Work to do – Filter for the word "Other" and keep each matching line.

Stored items:
— Begin —
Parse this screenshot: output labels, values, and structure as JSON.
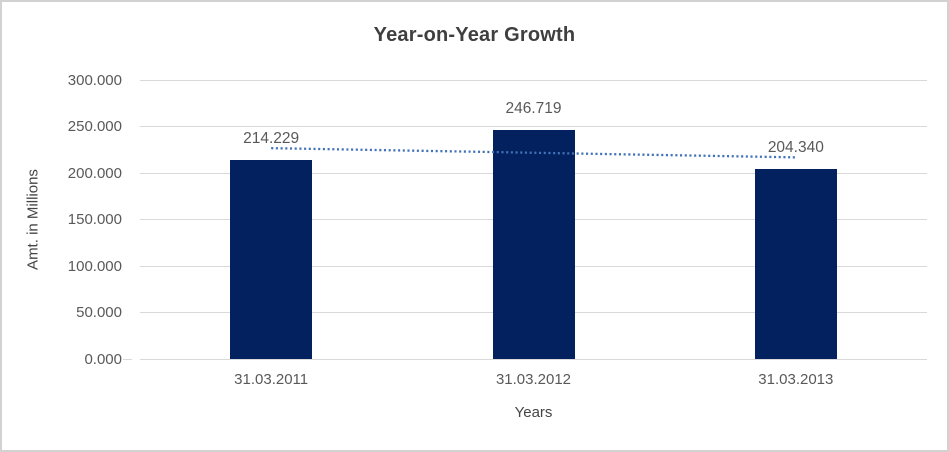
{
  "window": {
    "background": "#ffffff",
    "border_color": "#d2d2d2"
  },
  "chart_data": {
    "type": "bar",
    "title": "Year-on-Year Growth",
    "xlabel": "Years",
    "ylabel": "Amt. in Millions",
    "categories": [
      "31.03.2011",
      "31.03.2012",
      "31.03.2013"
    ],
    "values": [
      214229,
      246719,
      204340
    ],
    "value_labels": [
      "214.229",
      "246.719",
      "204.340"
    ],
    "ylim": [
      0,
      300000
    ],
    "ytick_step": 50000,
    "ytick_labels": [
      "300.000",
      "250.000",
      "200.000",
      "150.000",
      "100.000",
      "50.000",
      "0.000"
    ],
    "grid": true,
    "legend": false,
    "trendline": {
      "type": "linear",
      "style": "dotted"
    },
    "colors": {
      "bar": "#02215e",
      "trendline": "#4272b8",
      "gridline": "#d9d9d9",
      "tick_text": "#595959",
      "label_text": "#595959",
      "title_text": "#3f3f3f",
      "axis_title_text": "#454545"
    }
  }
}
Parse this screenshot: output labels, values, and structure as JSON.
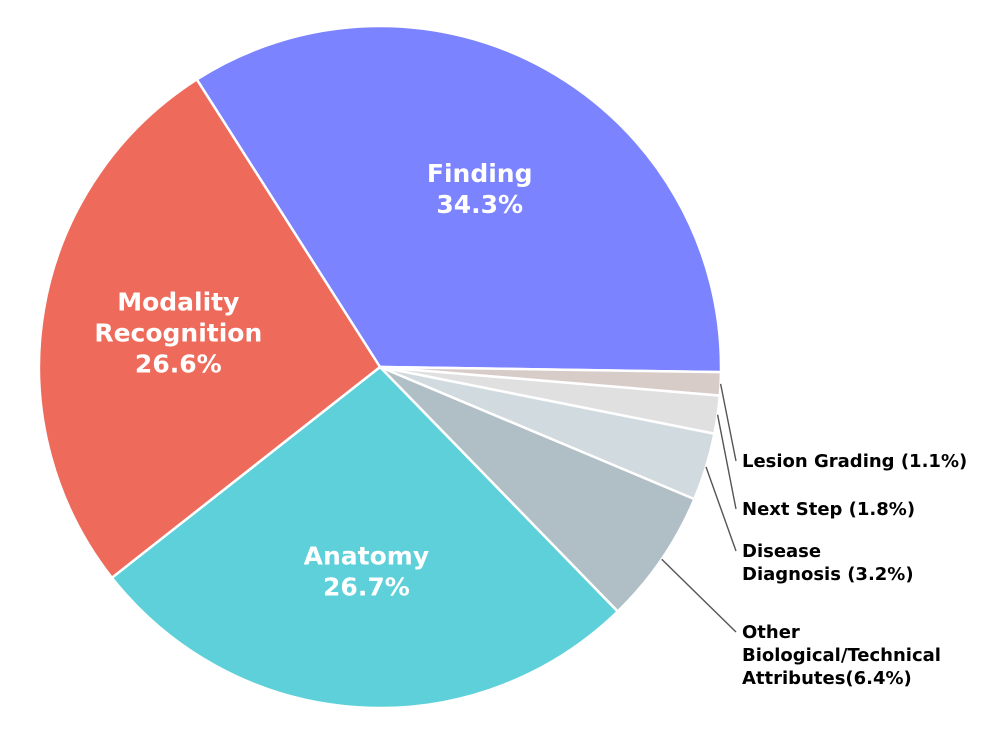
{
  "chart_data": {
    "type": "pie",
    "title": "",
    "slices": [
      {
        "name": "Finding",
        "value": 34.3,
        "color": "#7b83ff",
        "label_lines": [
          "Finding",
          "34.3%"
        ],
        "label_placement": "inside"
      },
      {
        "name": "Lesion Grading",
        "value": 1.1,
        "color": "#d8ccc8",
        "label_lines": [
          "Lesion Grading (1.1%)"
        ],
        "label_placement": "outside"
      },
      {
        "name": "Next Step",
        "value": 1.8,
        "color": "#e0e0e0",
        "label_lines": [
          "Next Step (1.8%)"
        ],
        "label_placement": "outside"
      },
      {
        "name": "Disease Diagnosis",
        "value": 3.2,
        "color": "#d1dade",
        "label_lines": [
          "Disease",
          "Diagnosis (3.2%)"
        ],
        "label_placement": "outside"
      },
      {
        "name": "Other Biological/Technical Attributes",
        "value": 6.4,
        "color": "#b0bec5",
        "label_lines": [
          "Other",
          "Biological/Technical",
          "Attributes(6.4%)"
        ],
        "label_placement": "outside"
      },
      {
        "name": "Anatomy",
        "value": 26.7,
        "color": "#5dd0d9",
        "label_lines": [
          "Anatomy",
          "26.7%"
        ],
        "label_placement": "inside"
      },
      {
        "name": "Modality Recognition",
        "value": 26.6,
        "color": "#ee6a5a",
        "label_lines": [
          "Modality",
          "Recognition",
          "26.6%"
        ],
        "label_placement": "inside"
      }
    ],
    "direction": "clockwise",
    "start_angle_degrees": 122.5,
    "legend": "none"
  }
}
— End —
Written response –
        "name": "Other Biological/Technical Attributes",
          "Other",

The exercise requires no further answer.